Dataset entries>
(begin)

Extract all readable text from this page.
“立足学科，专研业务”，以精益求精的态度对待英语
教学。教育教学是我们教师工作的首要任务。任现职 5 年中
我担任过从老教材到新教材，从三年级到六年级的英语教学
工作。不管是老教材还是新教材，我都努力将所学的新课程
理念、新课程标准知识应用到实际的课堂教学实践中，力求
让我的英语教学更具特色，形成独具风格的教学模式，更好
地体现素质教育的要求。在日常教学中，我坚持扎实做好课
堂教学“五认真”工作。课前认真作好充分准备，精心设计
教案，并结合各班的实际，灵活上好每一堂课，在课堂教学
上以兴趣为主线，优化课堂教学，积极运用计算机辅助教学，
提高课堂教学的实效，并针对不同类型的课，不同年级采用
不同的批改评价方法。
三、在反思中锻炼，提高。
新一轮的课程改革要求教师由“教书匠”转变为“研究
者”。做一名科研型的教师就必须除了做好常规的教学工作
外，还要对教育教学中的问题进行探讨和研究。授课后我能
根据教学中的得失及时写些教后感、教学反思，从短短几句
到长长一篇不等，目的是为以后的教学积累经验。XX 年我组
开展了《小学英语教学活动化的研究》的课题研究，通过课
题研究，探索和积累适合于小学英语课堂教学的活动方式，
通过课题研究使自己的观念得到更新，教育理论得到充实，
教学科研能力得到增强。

(end)

WRITTEN EXERCISE>
Type the whole listing again, unaltered.

RESPONSE TO THE EXERCISE>
Extract all readable text from this page.
“立足学科，专研业务”，以精益求精的态度对待英语
教学。教育教学是我们教师工作的首要任务。任现职 5 年中
我担任过从老教材到新教材，从三年级到六年级的英语教学
工作。不管是老教材还是新教材，我都努力将所学的新课程
理念、新课程标准知识应用到实际的课堂教学实践中，力求
让我的英语教学更具特色，形成独具风格的教学模式，更好
地体现素质教育的要求。在日常教学中，我坚持扎实做好课
堂教学“五认真”工作。课前认真作好充分准备，精心设计
教案，并结合各班的实际，灵活上好每一堂课，在课堂教学
上以兴趣为主线，优化课堂教学，积极运用计算机辅助教学，
提高课堂教学的实效，并针对不同类型的课，不同年级采用
不同的批改评价方法。
三、在反思中锻炼，提高。
新一轮的课程改革要求教师由“教书匠”转变为“研究
者”。做一名科研型的教师就必须除了做好常规的教学工作
外，还要对教育教学中的问题进行探讨和研究。授课后我能
根据教学中的得失及时写些教后感、教学反思，从短短几句
到长长一篇不等，目的是为以后的教学积累经验。XX 年我组
开展了《小学英语教学活动化的研究》的课题研究，通过课
题研究，探索和积累适合于小学英语课堂教学的活动方式，
通过课题研究使自己的观念得到更新，教育理论得到充实，
教学科研能力得到增强。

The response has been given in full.